(Records from a dataset)
BEGIN
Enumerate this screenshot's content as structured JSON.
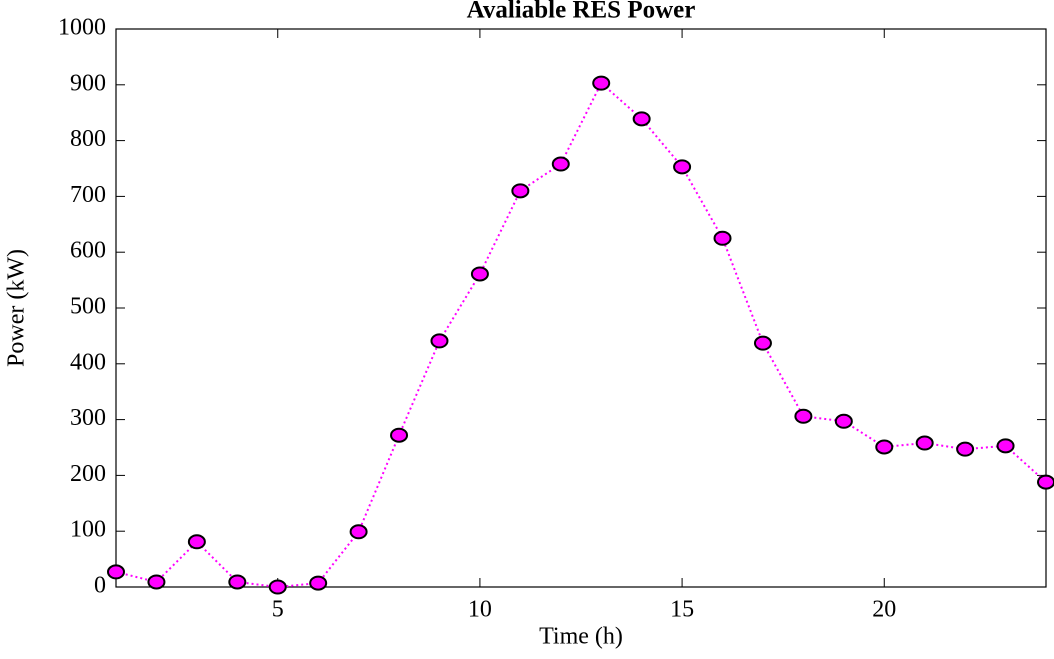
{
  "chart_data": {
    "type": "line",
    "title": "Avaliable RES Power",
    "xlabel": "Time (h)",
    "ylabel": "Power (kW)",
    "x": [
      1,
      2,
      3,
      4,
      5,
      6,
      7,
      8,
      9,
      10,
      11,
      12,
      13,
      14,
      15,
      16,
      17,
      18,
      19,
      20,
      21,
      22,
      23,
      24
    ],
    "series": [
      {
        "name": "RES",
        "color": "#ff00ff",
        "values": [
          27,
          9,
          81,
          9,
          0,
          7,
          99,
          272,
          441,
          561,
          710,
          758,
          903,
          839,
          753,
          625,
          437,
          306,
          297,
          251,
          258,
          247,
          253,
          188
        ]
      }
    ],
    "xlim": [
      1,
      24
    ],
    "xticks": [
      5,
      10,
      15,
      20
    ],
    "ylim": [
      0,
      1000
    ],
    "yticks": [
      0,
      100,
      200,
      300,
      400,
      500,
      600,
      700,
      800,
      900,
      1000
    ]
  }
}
END
Given instruction — Say, as a bare number, how many lines in the entries above include the string "Power".

Finished answer — 2